### Instructions to follow
Count how many lines hold the string "relative", and give only that number.

### Supplied data
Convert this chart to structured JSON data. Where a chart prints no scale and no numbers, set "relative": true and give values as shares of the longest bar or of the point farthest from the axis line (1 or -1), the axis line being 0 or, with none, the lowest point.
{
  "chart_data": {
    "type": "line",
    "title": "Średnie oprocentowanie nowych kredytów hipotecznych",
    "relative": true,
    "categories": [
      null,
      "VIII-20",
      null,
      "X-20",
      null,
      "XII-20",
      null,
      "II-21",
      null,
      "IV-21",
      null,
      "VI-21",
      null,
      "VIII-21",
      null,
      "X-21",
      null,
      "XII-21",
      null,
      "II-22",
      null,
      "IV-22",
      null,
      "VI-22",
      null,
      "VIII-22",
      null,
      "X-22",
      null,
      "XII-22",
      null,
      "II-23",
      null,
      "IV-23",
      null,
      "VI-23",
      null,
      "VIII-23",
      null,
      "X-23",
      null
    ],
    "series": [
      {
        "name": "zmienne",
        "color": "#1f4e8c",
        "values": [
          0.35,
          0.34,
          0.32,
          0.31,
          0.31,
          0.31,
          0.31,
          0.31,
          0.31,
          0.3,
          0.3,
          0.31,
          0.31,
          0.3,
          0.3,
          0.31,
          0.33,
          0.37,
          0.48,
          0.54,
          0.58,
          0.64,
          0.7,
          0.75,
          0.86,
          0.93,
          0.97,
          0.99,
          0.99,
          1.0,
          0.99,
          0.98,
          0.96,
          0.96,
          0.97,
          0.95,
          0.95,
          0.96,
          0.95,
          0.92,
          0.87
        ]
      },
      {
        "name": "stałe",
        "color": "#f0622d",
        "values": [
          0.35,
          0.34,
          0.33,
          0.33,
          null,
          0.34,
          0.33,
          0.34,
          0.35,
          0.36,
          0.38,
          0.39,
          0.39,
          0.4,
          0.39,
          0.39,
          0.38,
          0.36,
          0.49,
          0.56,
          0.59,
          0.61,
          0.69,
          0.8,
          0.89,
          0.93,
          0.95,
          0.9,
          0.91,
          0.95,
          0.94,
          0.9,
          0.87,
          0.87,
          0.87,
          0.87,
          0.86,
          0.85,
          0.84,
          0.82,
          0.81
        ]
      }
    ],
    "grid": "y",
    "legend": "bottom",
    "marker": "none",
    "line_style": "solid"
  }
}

### Written answer
2